• _WHAT TO PRODUCE_
Each record below is to be reproduced without any change.

• _GIVEN DATA_
------------------------------------

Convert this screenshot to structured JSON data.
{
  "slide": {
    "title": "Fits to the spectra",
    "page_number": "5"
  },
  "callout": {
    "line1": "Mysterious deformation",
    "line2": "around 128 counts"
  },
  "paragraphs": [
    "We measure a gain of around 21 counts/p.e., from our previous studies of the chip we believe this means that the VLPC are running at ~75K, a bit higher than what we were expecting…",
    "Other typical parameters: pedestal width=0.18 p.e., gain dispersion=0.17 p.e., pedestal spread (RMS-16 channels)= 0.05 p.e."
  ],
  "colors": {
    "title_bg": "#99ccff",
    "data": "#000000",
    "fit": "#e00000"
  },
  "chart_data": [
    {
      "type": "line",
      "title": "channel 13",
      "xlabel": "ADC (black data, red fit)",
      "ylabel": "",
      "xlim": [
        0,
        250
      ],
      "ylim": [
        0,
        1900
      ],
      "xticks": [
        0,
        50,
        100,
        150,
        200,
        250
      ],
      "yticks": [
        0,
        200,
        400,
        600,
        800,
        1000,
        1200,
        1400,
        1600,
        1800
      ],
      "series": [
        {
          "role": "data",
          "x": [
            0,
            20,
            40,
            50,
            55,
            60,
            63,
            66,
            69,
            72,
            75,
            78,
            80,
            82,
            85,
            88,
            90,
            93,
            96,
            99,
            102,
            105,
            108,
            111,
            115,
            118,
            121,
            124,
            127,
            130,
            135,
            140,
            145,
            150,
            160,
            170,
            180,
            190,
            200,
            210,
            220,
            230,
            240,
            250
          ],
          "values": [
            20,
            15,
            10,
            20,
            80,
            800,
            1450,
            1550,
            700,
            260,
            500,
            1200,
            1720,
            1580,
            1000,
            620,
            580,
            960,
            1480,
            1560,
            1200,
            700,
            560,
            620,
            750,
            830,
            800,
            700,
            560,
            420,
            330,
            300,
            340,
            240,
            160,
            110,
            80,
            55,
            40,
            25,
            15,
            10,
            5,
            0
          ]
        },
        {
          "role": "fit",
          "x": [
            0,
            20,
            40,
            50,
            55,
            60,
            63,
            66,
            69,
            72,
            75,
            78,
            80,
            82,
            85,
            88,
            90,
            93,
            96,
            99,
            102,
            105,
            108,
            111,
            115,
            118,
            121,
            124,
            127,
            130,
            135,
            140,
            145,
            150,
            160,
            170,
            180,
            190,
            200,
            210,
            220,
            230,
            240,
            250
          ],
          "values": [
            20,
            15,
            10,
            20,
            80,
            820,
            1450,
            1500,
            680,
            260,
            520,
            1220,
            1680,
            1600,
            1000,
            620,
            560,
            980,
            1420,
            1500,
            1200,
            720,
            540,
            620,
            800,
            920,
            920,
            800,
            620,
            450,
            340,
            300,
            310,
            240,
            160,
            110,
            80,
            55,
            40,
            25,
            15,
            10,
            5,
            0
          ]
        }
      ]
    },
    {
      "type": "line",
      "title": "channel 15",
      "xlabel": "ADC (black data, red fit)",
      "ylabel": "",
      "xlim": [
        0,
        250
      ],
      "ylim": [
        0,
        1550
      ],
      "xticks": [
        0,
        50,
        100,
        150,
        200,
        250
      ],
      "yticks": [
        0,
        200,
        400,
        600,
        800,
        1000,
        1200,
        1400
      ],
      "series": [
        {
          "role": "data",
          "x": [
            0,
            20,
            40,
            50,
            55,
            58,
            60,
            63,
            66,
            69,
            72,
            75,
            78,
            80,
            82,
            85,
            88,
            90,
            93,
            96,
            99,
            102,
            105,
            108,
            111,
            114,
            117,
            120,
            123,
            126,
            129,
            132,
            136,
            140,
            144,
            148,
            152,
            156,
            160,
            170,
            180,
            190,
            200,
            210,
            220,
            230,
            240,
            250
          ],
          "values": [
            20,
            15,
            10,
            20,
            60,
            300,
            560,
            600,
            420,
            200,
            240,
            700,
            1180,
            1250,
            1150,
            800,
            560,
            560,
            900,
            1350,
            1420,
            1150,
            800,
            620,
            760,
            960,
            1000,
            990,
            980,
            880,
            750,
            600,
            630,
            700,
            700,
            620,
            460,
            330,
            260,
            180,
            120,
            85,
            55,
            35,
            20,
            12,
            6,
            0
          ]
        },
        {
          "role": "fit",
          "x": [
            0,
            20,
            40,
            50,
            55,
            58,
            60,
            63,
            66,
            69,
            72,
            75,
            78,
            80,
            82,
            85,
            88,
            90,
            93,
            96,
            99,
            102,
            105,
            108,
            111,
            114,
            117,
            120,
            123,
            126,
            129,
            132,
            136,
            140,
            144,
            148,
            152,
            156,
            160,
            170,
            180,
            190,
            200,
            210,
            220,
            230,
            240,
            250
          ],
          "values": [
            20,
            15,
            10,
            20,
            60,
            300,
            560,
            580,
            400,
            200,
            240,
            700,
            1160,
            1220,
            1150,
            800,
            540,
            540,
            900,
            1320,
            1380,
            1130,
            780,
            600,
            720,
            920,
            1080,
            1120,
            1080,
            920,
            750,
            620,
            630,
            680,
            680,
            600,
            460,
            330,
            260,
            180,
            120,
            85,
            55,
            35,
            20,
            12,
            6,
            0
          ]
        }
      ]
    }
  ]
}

------------------------------------

• _EXPECTED OUTPUT_
Convert this screenshot to structured JSON data.
{
  "slide": {
    "title": "Fits to the spectra",
    "page_number": "5"
  },
  "callout": {
    "line1": "Mysterious deformation",
    "line2": "around 128 counts"
  },
  "paragraphs": [
    "We measure a gain of around 21 counts/p.e., from our previous studies of the chip we believe this means that the VLPC are running at ~75K, a bit higher than what we were expecting…",
    "Other typical parameters: pedestal width=0.18 p.e., gain dispersion=0.17 p.e., pedestal spread (RMS-16 channels)= 0.05 p.e."
  ],
  "colors": {
    "title_bg": "#99ccff",
    "data": "#000000",
    "fit": "#e00000"
  },
  "chart_data": [
    {
      "type": "line",
      "title": "channel 13",
      "xlabel": "ADC (black data, red fit)",
      "ylabel": "",
      "xlim": [
        0,
        250
      ],
      "ylim": [
        0,
        1900
      ],
      "xticks": [
        0,
        50,
        100,
        150,
        200,
        250
      ],
      "yticks": [
        0,
        200,
        400,
        600,
        800,
        1000,
        1200,
        1400,
        1600,
        1800
      ],
      "series": [
        {
          "role": "data",
          "x": [
            0,
            20,
            40,
            50,
            55,
            60,
            63,
            66,
            69,
            72,
            75,
            78,
            80,
            82,
            85,
            88,
            90,
            93,
            96,
            99,
            102,
            105,
            108,
            111,
            115,
            118,
            121,
            124,
            127,
            130,
            135,
            140,
            145,
            150,
            160,
            170,
            180,
            190,
            200,
            210,
            220,
            230,
            240,
            250
          ],
          "values": [
            20,
            15,
            10,
            20,
            80,
            800,
            1450,
            1550,
            700,
            260,
            500,
            1200,
            1720,
            1580,
            1000,
            620,
            580,
            960,
            1480,
            1560,
            1200,
            700,
            560,
            620,
            750,
            830,
            800,
            700,
            560,
            420,
            330,
            300,
            340,
            240,
            160,
            110,
            80,
            55,
            40,
            25,
            15,
            10,
            5,
            0
          ]
        },
        {
          "role": "fit",
          "x": [
            0,
            20,
            40,
            50,
            55,
            60,
            63,
            66,
            69,
            72,
            75,
            78,
            80,
            82,
            85,
            88,
            90,
            93,
            96,
            99,
            102,
            105,
            108,
            111,
            115,
            118,
            121,
            124,
            127,
            130,
            135,
            140,
            145,
            150,
            160,
            170,
            180,
            190,
            200,
            210,
            220,
            230,
            240,
            250
          ],
          "values": [
            20,
            15,
            10,
            20,
            80,
            820,
            1450,
            1500,
            680,
            260,
            520,
            1220,
            1680,
            1600,
            1000,
            620,
            560,
            980,
            1420,
            1500,
            1200,
            720,
            540,
            620,
            800,
            920,
            920,
            800,
            620,
            450,
            340,
            300,
            310,
            240,
            160,
            110,
            80,
            55,
            40,
            25,
            15,
            10,
            5,
            0
          ]
        }
      ]
    },
    {
      "type": "line",
      "title": "channel 15",
      "xlabel": "ADC (black data, red fit)",
      "ylabel": "",
      "xlim": [
        0,
        250
      ],
      "ylim": [
        0,
        1550
      ],
      "xticks": [
        0,
        50,
        100,
        150,
        200,
        250
      ],
      "yticks": [
        0,
        200,
        400,
        600,
        800,
        1000,
        1200,
        1400
      ],
      "series": [
        {
          "role": "data",
          "x": [
            0,
            20,
            40,
            50,
            55,
            58,
            60,
            63,
            66,
            69,
            72,
            75,
            78,
            80,
            82,
            85,
            88,
            90,
            93,
            96,
            99,
            102,
            105,
            108,
            111,
            114,
            117,
            120,
            123,
            126,
            129,
            132,
            136,
            140,
            144,
            148,
            152,
            156,
            160,
            170,
            180,
            190,
            200,
            210,
            220,
            230,
            240,
            250
          ],
          "values": [
            20,
            15,
            10,
            20,
            60,
            300,
            560,
            600,
            420,
            200,
            240,
            700,
            1180,
            1250,
            1150,
            800,
            560,
            560,
            900,
            1350,
            1420,
            1150,
            800,
            620,
            760,
            960,
            1000,
            990,
            980,
            880,
            750,
            600,
            630,
            700,
            700,
            620,
            460,
            330,
            260,
            180,
            120,
            85,
            55,
            35,
            20,
            12,
            6,
            0
          ]
        },
        {
          "role": "fit",
          "x": [
            0,
            20,
            40,
            50,
            55,
            58,
            60,
            63,
            66,
            69,
            72,
            75,
            78,
            80,
            82,
            85,
            88,
            90,
            93,
            96,
            99,
            102,
            105,
            108,
            111,
            114,
            117,
            120,
            123,
            126,
            129,
            132,
            136,
            140,
            144,
            148,
            152,
            156,
            160,
            170,
            180,
            190,
            200,
            210,
            220,
            230,
            240,
            250
          ],
          "values": [
            20,
            15,
            10,
            20,
            60,
            300,
            560,
            580,
            400,
            200,
            240,
            700,
            1160,
            1220,
            1150,
            800,
            540,
            540,
            900,
            1320,
            1380,
            1130,
            780,
            600,
            720,
            920,
            1080,
            1120,
            1080,
            920,
            750,
            620,
            630,
            680,
            680,
            600,
            460,
            330,
            260,
            180,
            120,
            85,
            55,
            35,
            20,
            12,
            6,
            0
          ]
        }
      ]
    }
  ]
}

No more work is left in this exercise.